- EXERCISE BRIEF:
Pictures are not part of the copy; repeat everything else in the records exactly.

- ITEMS:
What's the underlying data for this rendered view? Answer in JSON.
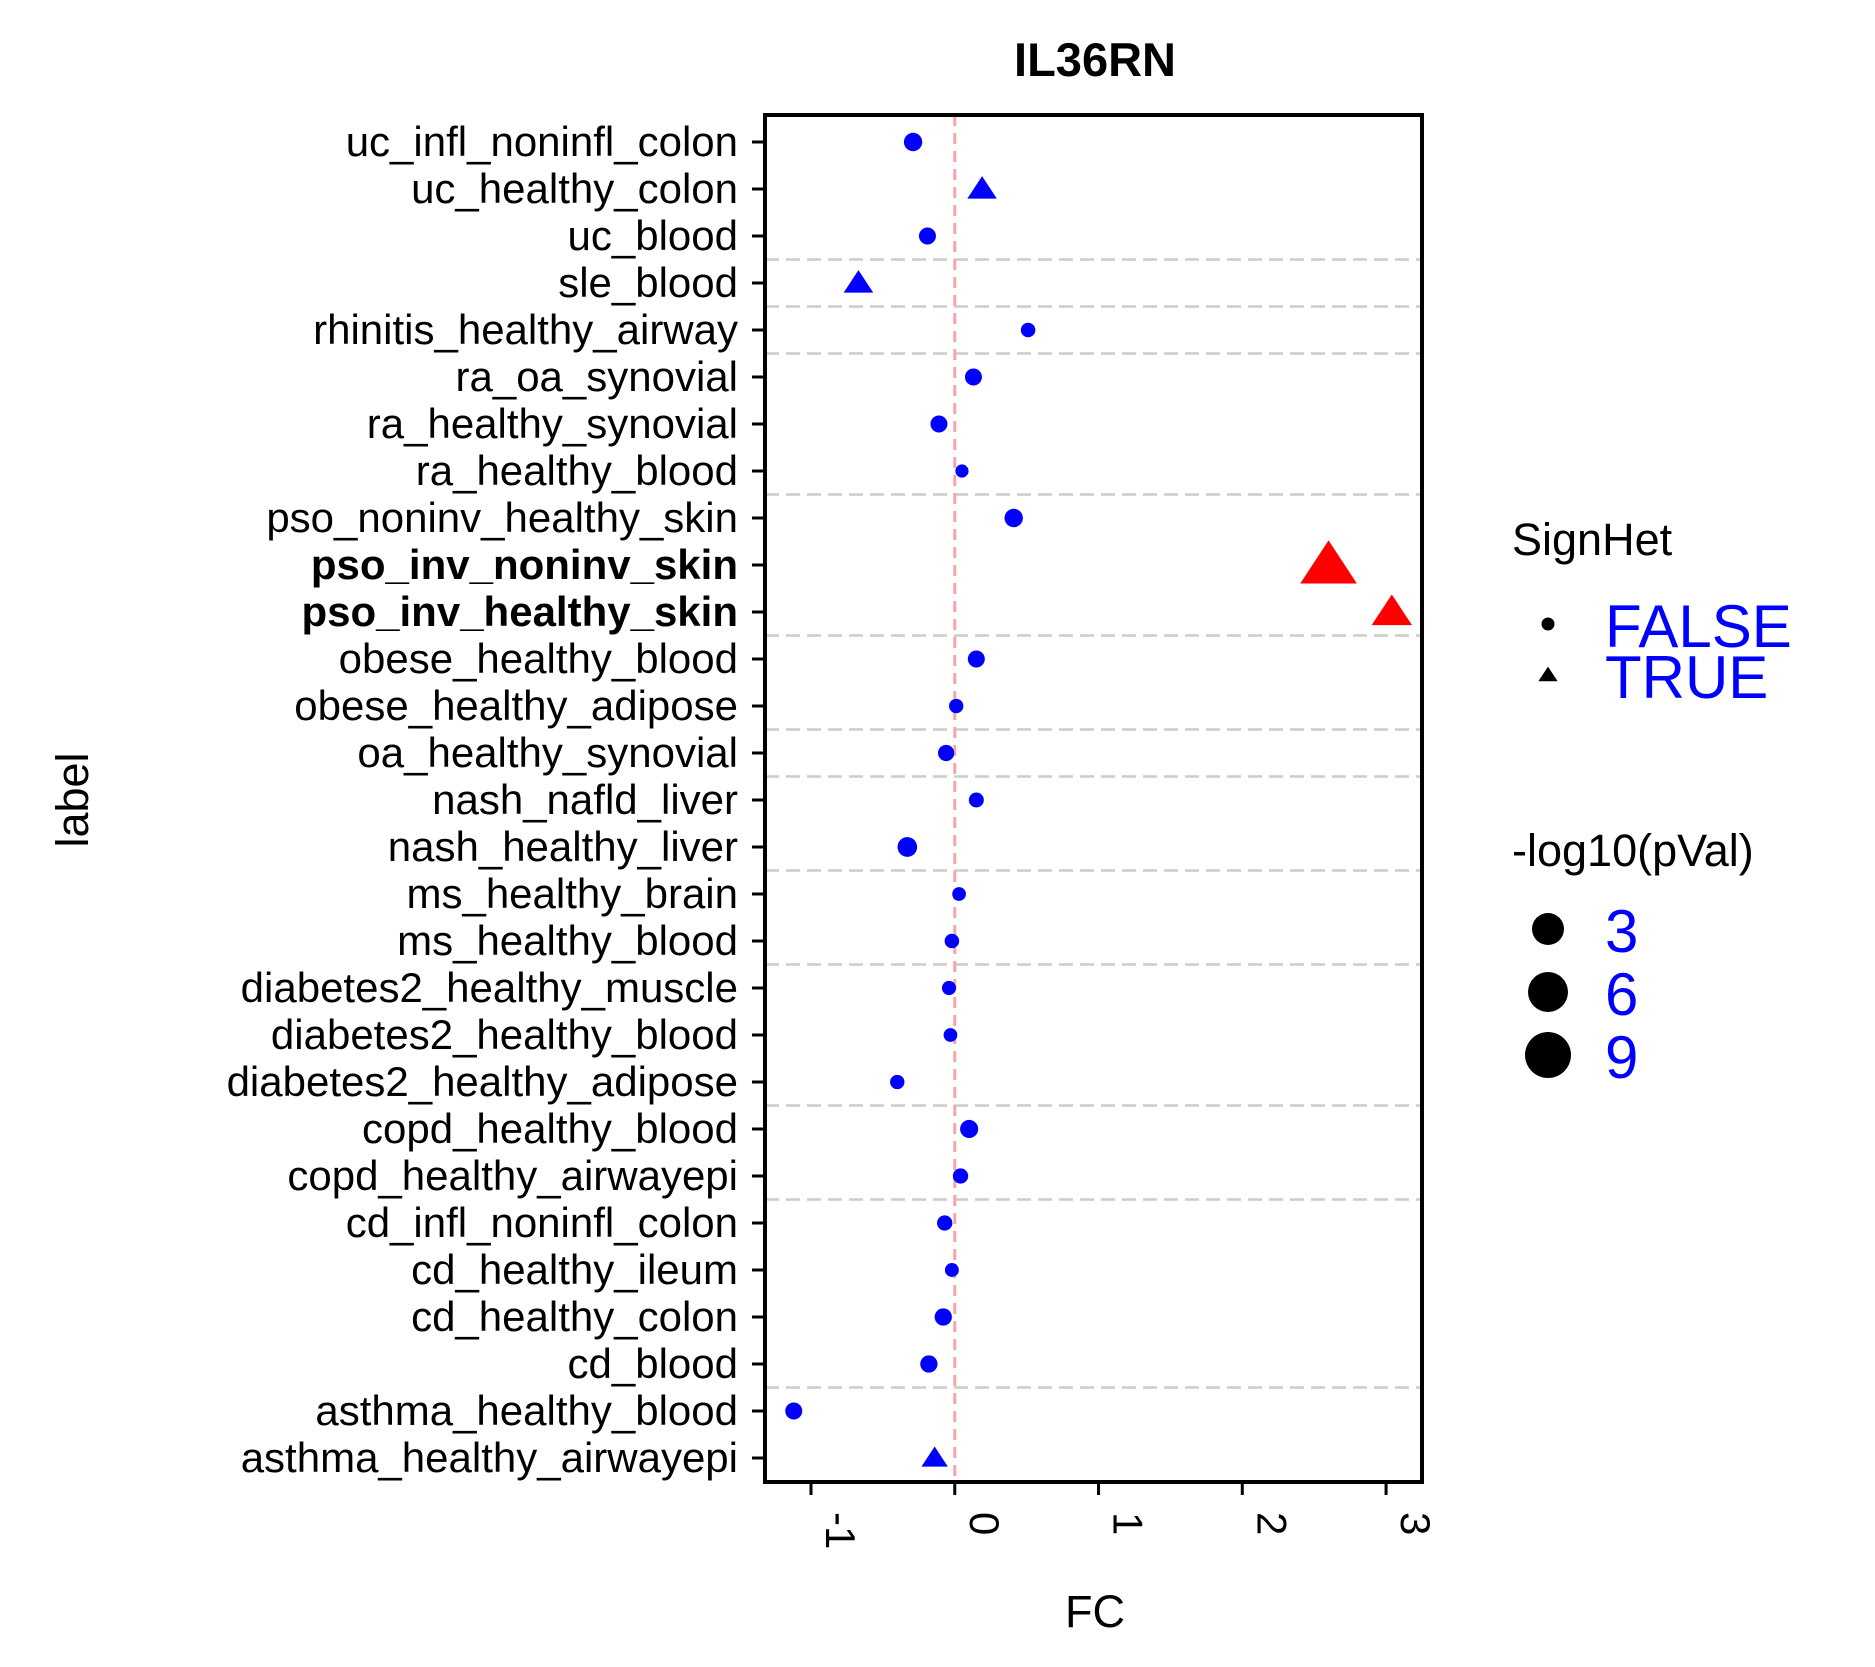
{
  "chart_data": {
    "type": "scatter",
    "title": "IL36RN",
    "xlabel": "FC",
    "ylabel": "label",
    "xlim": [
      -1.32,
      3.25
    ],
    "x_ticks": [
      -1,
      0,
      1,
      2,
      3
    ],
    "x_tick_labels": [
      "-1",
      "0",
      "1",
      "2",
      "3"
    ],
    "reference_line_x": 0,
    "colors": {
      "not_significant": "#0000ff",
      "significant": "#ff0000",
      "reference_line": "#f4a6a6",
      "separator": "#cccccc"
    },
    "categories": [
      "uc_infl_noninfl_colon",
      "uc_healthy_colon",
      "uc_blood",
      "sle_blood",
      "rhinitis_healthy_airway",
      "ra_oa_synovial",
      "ra_healthy_synovial",
      "ra_healthy_blood",
      "pso_noninv_healthy_skin",
      "pso_inv_noninv_skin",
      "pso_inv_healthy_skin",
      "obese_healthy_blood",
      "obese_healthy_adipose",
      "oa_healthy_synovial",
      "nash_nafld_liver",
      "nash_healthy_liver",
      "ms_healthy_brain",
      "ms_healthy_blood",
      "diabetes2_healthy_muscle",
      "diabetes2_healthy_blood",
      "diabetes2_healthy_adipose",
      "copd_healthy_blood",
      "copd_healthy_airwayepi",
      "cd_infl_noninfl_colon",
      "cd_healthy_ileum",
      "cd_healthy_colon",
      "cd_blood",
      "asthma_healthy_blood",
      "asthma_healthy_airwayepi"
    ],
    "bold_categories": [
      "pso_inv_noninv_skin",
      "pso_inv_healthy_skin"
    ],
    "group_separators_after": [
      "uc_blood",
      "sle_blood",
      "rhinitis_healthy_airway",
      "ra_healthy_blood",
      "pso_inv_healthy_skin",
      "obese_healthy_adipose",
      "oa_healthy_synovial",
      "nash_healthy_liver",
      "ms_healthy_blood",
      "diabetes2_healthy_adipose",
      "copd_healthy_airwayepi",
      "cd_blood"
    ],
    "points": [
      {
        "label": "uc_infl_noninfl_colon",
        "fc": -0.29,
        "neglog10p": 4.0,
        "signhet": false,
        "significant": false
      },
      {
        "label": "uc_healthy_colon",
        "fc": 0.19,
        "neglog10p": 4.5,
        "signhet": true,
        "significant": false
      },
      {
        "label": "uc_blood",
        "fc": -0.19,
        "neglog10p": 3.0,
        "signhet": false,
        "significant": false
      },
      {
        "label": "sle_blood",
        "fc": -0.67,
        "neglog10p": 4.5,
        "signhet": true,
        "significant": false
      },
      {
        "label": "rhinitis_healthy_airway",
        "fc": 0.51,
        "neglog10p": 1.6,
        "signhet": false,
        "significant": false
      },
      {
        "label": "ra_oa_synovial",
        "fc": 0.13,
        "neglog10p": 3.0,
        "signhet": false,
        "significant": false
      },
      {
        "label": "ra_healthy_synovial",
        "fc": -0.11,
        "neglog10p": 3.0,
        "signhet": false,
        "significant": false
      },
      {
        "label": "ra_healthy_blood",
        "fc": 0.05,
        "neglog10p": 1.0,
        "signhet": false,
        "significant": false
      },
      {
        "label": "pso_noninv_healthy_skin",
        "fc": 0.41,
        "neglog10p": 4.0,
        "signhet": false,
        "significant": false
      },
      {
        "label": "pso_inv_noninv_skin",
        "fc": 2.6,
        "neglog10p": 30.0,
        "signhet": true,
        "significant": true
      },
      {
        "label": "pso_inv_healthy_skin",
        "fc": 3.04,
        "neglog10p": 12.0,
        "signhet": true,
        "significant": true
      },
      {
        "label": "obese_healthy_blood",
        "fc": 0.15,
        "neglog10p": 3.0,
        "signhet": false,
        "significant": false
      },
      {
        "label": "obese_healthy_adipose",
        "fc": 0.01,
        "neglog10p": 1.5,
        "signhet": false,
        "significant": false
      },
      {
        "label": "oa_healthy_synovial",
        "fc": -0.06,
        "neglog10p": 2.5,
        "signhet": false,
        "significant": false
      },
      {
        "label": "nash_nafld_liver",
        "fc": 0.15,
        "neglog10p": 1.8,
        "signhet": false,
        "significant": false
      },
      {
        "label": "nash_healthy_liver",
        "fc": -0.33,
        "neglog10p": 5.0,
        "signhet": false,
        "significant": false
      },
      {
        "label": "ms_healthy_brain",
        "fc": 0.03,
        "neglog10p": 1.2,
        "signhet": false,
        "significant": false
      },
      {
        "label": "ms_healthy_blood",
        "fc": -0.02,
        "neglog10p": 1.6,
        "signhet": false,
        "significant": false
      },
      {
        "label": "diabetes2_healthy_muscle",
        "fc": -0.04,
        "neglog10p": 1.4,
        "signhet": false,
        "significant": false
      },
      {
        "label": "diabetes2_healthy_blood",
        "fc": -0.03,
        "neglog10p": 1.2,
        "signhet": false,
        "significant": false
      },
      {
        "label": "diabetes2_healthy_adipose",
        "fc": -0.4,
        "neglog10p": 1.5,
        "signhet": false,
        "significant": false
      },
      {
        "label": "copd_healthy_blood",
        "fc": 0.1,
        "neglog10p": 3.8,
        "signhet": false,
        "significant": false
      },
      {
        "label": "copd_healthy_airwayepi",
        "fc": 0.04,
        "neglog10p": 2.0,
        "signhet": false,
        "significant": false
      },
      {
        "label": "cd_infl_noninfl_colon",
        "fc": -0.07,
        "neglog10p": 2.0,
        "signhet": false,
        "significant": false
      },
      {
        "label": "cd_healthy_ileum",
        "fc": -0.02,
        "neglog10p": 1.3,
        "signhet": false,
        "significant": false
      },
      {
        "label": "cd_healthy_colon",
        "fc": -0.08,
        "neglog10p": 3.2,
        "signhet": false,
        "significant": false
      },
      {
        "label": "cd_blood",
        "fc": -0.18,
        "neglog10p": 3.2,
        "signhet": false,
        "significant": false
      },
      {
        "label": "asthma_healthy_blood",
        "fc": -1.12,
        "neglog10p": 3.0,
        "signhet": false,
        "significant": false
      },
      {
        "label": "asthma_healthy_airwayepi",
        "fc": -0.14,
        "neglog10p": 3.0,
        "signhet": true,
        "significant": false
      }
    ],
    "legend": {
      "placement": "right",
      "shape": {
        "title": "SignHet",
        "items": [
          {
            "label": "FALSE",
            "shape": "circle"
          },
          {
            "label": "TRUE",
            "shape": "triangle"
          }
        ]
      },
      "size": {
        "title": "-log10(pVal)",
        "items": [
          {
            "label": "3",
            "value": 3
          },
          {
            "label": "6",
            "value": 6
          },
          {
            "label": "9",
            "value": 9
          }
        ]
      }
    },
    "grid": false
  }
}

- SOLUTION FOR THIS EXERCISE:
What's the underlying data for this rendered view? Answer in JSON.
{
  "chart_data": {
    "type": "scatter",
    "title": "IL36RN",
    "xlabel": "FC",
    "ylabel": "label",
    "xlim": [
      -1.32,
      3.25
    ],
    "x_ticks": [
      -1,
      0,
      1,
      2,
      3
    ],
    "x_tick_labels": [
      "-1",
      "0",
      "1",
      "2",
      "3"
    ],
    "reference_line_x": 0,
    "colors": {
      "not_significant": "#0000ff",
      "significant": "#ff0000",
      "reference_line": "#f4a6a6",
      "separator": "#cccccc"
    },
    "categories": [
      "uc_infl_noninfl_colon",
      "uc_healthy_colon",
      "uc_blood",
      "sle_blood",
      "rhinitis_healthy_airway",
      "ra_oa_synovial",
      "ra_healthy_synovial",
      "ra_healthy_blood",
      "pso_noninv_healthy_skin",
      "pso_inv_noninv_skin",
      "pso_inv_healthy_skin",
      "obese_healthy_blood",
      "obese_healthy_adipose",
      "oa_healthy_synovial",
      "nash_nafld_liver",
      "nash_healthy_liver",
      "ms_healthy_brain",
      "ms_healthy_blood",
      "diabetes2_healthy_muscle",
      "diabetes2_healthy_blood",
      "diabetes2_healthy_adipose",
      "copd_healthy_blood",
      "copd_healthy_airwayepi",
      "cd_infl_noninfl_colon",
      "cd_healthy_ileum",
      "cd_healthy_colon",
      "cd_blood",
      "asthma_healthy_blood",
      "asthma_healthy_airwayepi"
    ],
    "bold_categories": [
      "pso_inv_noninv_skin",
      "pso_inv_healthy_skin"
    ],
    "group_separators_after": [
      "uc_blood",
      "sle_blood",
      "rhinitis_healthy_airway",
      "ra_healthy_blood",
      "pso_inv_healthy_skin",
      "obese_healthy_adipose",
      "oa_healthy_synovial",
      "nash_healthy_liver",
      "ms_healthy_blood",
      "diabetes2_healthy_adipose",
      "copd_healthy_airwayepi",
      "cd_blood"
    ],
    "points": [
      {
        "label": "uc_infl_noninfl_colon",
        "fc": -0.29,
        "neglog10p": 4.0,
        "signhet": false,
        "significant": false
      },
      {
        "label": "uc_healthy_colon",
        "fc": 0.19,
        "neglog10p": 4.5,
        "signhet": true,
        "significant": false
      },
      {
        "label": "uc_blood",
        "fc": -0.19,
        "neglog10p": 3.0,
        "signhet": false,
        "significant": false
      },
      {
        "label": "sle_blood",
        "fc": -0.67,
        "neglog10p": 4.5,
        "signhet": true,
        "significant": false
      },
      {
        "label": "rhinitis_healthy_airway",
        "fc": 0.51,
        "neglog10p": 1.6,
        "signhet": false,
        "significant": false
      },
      {
        "label": "ra_oa_synovial",
        "fc": 0.13,
        "neglog10p": 3.0,
        "signhet": false,
        "significant": false
      },
      {
        "label": "ra_healthy_synovial",
        "fc": -0.11,
        "neglog10p": 3.0,
        "signhet": false,
        "significant": false
      },
      {
        "label": "ra_healthy_blood",
        "fc": 0.05,
        "neglog10p": 1.0,
        "signhet": false,
        "significant": false
      },
      {
        "label": "pso_noninv_healthy_skin",
        "fc": 0.41,
        "neglog10p": 4.0,
        "signhet": false,
        "significant": false
      },
      {
        "label": "pso_inv_noninv_skin",
        "fc": 2.6,
        "neglog10p": 30.0,
        "signhet": true,
        "significant": true
      },
      {
        "label": "pso_inv_healthy_skin",
        "fc": 3.04,
        "neglog10p": 12.0,
        "signhet": true,
        "significant": true
      },
      {
        "label": "obese_healthy_blood",
        "fc": 0.15,
        "neglog10p": 3.0,
        "signhet": false,
        "significant": false
      },
      {
        "label": "obese_healthy_adipose",
        "fc": 0.01,
        "neglog10p": 1.5,
        "signhet": false,
        "significant": false
      },
      {
        "label": "oa_healthy_synovial",
        "fc": -0.06,
        "neglog10p": 2.5,
        "signhet": false,
        "significant": false
      },
      {
        "label": "nash_nafld_liver",
        "fc": 0.15,
        "neglog10p": 1.8,
        "signhet": false,
        "significant": false
      },
      {
        "label": "nash_healthy_liver",
        "fc": -0.33,
        "neglog10p": 5.0,
        "signhet": false,
        "significant": false
      },
      {
        "label": "ms_healthy_brain",
        "fc": 0.03,
        "neglog10p": 1.2,
        "signhet": false,
        "significant": false
      },
      {
        "label": "ms_healthy_blood",
        "fc": -0.02,
        "neglog10p": 1.6,
        "signhet": false,
        "significant": false
      },
      {
        "label": "diabetes2_healthy_muscle",
        "fc": -0.04,
        "neglog10p": 1.4,
        "signhet": false,
        "significant": false
      },
      {
        "label": "diabetes2_healthy_blood",
        "fc": -0.03,
        "neglog10p": 1.2,
        "signhet": false,
        "significant": false
      },
      {
        "label": "diabetes2_healthy_adipose",
        "fc": -0.4,
        "neglog10p": 1.5,
        "signhet": false,
        "significant": false
      },
      {
        "label": "copd_healthy_blood",
        "fc": 0.1,
        "neglog10p": 3.8,
        "signhet": false,
        "significant": false
      },
      {
        "label": "copd_healthy_airwayepi",
        "fc": 0.04,
        "neglog10p": 2.0,
        "signhet": false,
        "significant": false
      },
      {
        "label": "cd_infl_noninfl_colon",
        "fc": -0.07,
        "neglog10p": 2.0,
        "signhet": false,
        "significant": false
      },
      {
        "label": "cd_healthy_ileum",
        "fc": -0.02,
        "neglog10p": 1.3,
        "signhet": false,
        "significant": false
      },
      {
        "label": "cd_healthy_colon",
        "fc": -0.08,
        "neglog10p": 3.2,
        "signhet": false,
        "significant": false
      },
      {
        "label": "cd_blood",
        "fc": -0.18,
        "neglog10p": 3.2,
        "signhet": false,
        "significant": false
      },
      {
        "label": "asthma_healthy_blood",
        "fc": -1.12,
        "neglog10p": 3.0,
        "signhet": false,
        "significant": false
      },
      {
        "label": "asthma_healthy_airwayepi",
        "fc": -0.14,
        "neglog10p": 3.0,
        "signhet": true,
        "significant": false
      }
    ],
    "legend": {
      "placement": "right",
      "shape": {
        "title": "SignHet",
        "items": [
          {
            "label": "FALSE",
            "shape": "circle"
          },
          {
            "label": "TRUE",
            "shape": "triangle"
          }
        ]
      },
      "size": {
        "title": "-log10(pVal)",
        "items": [
          {
            "label": "3",
            "value": 3
          },
          {
            "label": "6",
            "value": 6
          },
          {
            "label": "9",
            "value": 9
          }
        ]
      }
    },
    "grid": false
  }
}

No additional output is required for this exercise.